*WHAT THIS TASK INVOLVES*: Can you print every record below exactly as written?

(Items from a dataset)
◆ ◆ ◆ ◆

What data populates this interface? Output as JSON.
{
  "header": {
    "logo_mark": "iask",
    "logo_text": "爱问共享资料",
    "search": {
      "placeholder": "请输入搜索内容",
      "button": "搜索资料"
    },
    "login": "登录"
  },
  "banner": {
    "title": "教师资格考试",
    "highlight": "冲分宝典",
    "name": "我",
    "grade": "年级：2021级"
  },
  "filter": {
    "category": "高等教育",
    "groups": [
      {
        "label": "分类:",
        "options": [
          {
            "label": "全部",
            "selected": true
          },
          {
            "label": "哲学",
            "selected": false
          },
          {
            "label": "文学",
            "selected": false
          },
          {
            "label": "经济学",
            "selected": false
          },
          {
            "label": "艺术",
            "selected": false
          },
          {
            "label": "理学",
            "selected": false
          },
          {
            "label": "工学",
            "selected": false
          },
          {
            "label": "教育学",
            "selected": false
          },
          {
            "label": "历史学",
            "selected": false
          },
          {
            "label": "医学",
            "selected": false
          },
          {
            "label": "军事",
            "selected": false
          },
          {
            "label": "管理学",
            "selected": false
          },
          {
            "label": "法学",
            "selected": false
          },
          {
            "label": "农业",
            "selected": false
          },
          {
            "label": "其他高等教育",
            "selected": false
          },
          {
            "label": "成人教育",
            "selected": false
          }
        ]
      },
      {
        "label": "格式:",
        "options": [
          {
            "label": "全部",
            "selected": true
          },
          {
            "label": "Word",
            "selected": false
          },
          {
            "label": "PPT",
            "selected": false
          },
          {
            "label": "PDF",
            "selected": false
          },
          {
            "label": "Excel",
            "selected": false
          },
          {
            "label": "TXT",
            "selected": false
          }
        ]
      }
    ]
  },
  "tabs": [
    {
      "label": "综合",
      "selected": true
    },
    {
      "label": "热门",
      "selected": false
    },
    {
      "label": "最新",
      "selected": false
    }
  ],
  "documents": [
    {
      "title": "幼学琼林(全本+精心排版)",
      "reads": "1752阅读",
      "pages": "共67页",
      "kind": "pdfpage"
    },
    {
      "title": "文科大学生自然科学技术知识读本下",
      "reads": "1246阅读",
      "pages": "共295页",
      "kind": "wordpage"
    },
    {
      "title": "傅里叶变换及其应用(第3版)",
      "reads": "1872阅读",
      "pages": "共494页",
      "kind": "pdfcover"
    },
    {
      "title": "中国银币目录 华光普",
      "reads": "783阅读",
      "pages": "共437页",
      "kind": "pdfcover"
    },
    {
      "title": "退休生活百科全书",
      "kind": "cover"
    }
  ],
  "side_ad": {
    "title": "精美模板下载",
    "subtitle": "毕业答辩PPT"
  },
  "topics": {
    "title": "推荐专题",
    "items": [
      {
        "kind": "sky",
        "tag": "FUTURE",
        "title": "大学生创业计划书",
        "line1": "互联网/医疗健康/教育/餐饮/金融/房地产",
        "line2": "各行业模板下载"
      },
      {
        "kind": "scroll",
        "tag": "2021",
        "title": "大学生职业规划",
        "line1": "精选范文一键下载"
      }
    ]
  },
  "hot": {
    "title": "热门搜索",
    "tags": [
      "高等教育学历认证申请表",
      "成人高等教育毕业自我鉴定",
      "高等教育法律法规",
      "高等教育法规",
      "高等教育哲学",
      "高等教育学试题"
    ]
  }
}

◆ ◆ ◆ ◆

*COMPLETED TASK*:
What data populates this interface? Output as JSON.
{
  "header": {
    "logo_mark": "iask",
    "logo_text": "爱问共享资料",
    "search": {
      "placeholder": "请输入搜索内容",
      "button": "搜索资料"
    },
    "login": "登录"
  },
  "banner": {
    "title": "教师资格考试",
    "highlight": "冲分宝典",
    "name": "我",
    "grade": "年级：2021级"
  },
  "filter": {
    "category": "高等教育",
    "groups": [
      {
        "label": "分类:",
        "options": [
          {
            "label": "全部",
            "selected": true
          },
          {
            "label": "哲学",
            "selected": false
          },
          {
            "label": "文学",
            "selected": false
          },
          {
            "label": "经济学",
            "selected": false
          },
          {
            "label": "艺术",
            "selected": false
          },
          {
            "label": "理学",
            "selected": false
          },
          {
            "label": "工学",
            "selected": false
          },
          {
            "label": "教育学",
            "selected": false
          },
          {
            "label": "历史学",
            "selected": false
          },
          {
            "label": "医学",
            "selected": false
          },
          {
            "label": "军事",
            "selected": false
          },
          {
            "label": "管理学",
            "selected": false
          },
          {
            "label": "法学",
            "selected": false
          },
          {
            "label": "农业",
            "selected": false
          },
          {
            "label": "其他高等教育",
            "selected": false
          },
          {
            "label": "成人教育",
            "selected": false
          }
        ]
      },
      {
        "label": "格式:",
        "options": [
          {
            "label": "全部",
            "selected": true
          },
          {
            "label": "Word",
            "selected": false
          },
          {
            "label": "PPT",
            "selected": false
          },
          {
            "label": "PDF",
            "selected": false
          },
          {
            "label": "Excel",
            "selected": false
          },
          {
            "label": "TXT",
            "selected": false
          }
        ]
      }
    ]
  },
  "tabs": [
    {
      "label": "综合",
      "selected": true
    },
    {
      "label": "热门",
      "selected": false
    },
    {
      "label": "最新",
      "selected": false
    }
  ],
  "documents": [
    {
      "title": "幼学琼林(全本+精心排版)",
      "reads": "1752阅读",
      "pages": "共67页",
      "kind": "pdfpage"
    },
    {
      "title": "文科大学生自然科学技术知识读本下",
      "reads": "1246阅读",
      "pages": "共295页",
      "kind": "wordpage"
    },
    {
      "title": "傅里叶变换及其应用(第3版)",
      "reads": "1872阅读",
      "pages": "共494页",
      "kind": "pdfcover"
    },
    {
      "title": "中国银币目录 华光普",
      "reads": "783阅读",
      "pages": "共437页",
      "kind": "pdfcover"
    },
    {
      "title": "退休生活百科全书",
      "kind": "cover"
    }
  ],
  "side_ad": {
    "title": "精美模板下载",
    "subtitle": "毕业答辩PPT"
  },
  "topics": {
    "title": "推荐专题",
    "items": [
      {
        "kind": "sky",
        "tag": "FUTURE",
        "title": "大学生创业计划书",
        "line1": "互联网/医疗健康/教育/餐饮/金融/房地产",
        "line2": "各行业模板下载"
      },
      {
        "kind": "scroll",
        "tag": "2021",
        "title": "大学生职业规划",
        "line1": "精选范文一键下载"
      }
    ]
  },
  "hot": {
    "title": "热门搜索",
    "tags": [
      "高等教育学历认证申请表",
      "成人高等教育毕业自我鉴定",
      "高等教育法律法规",
      "高等教育法规",
      "高等教育哲学",
      "高等教育学试题"
    ]
  }
}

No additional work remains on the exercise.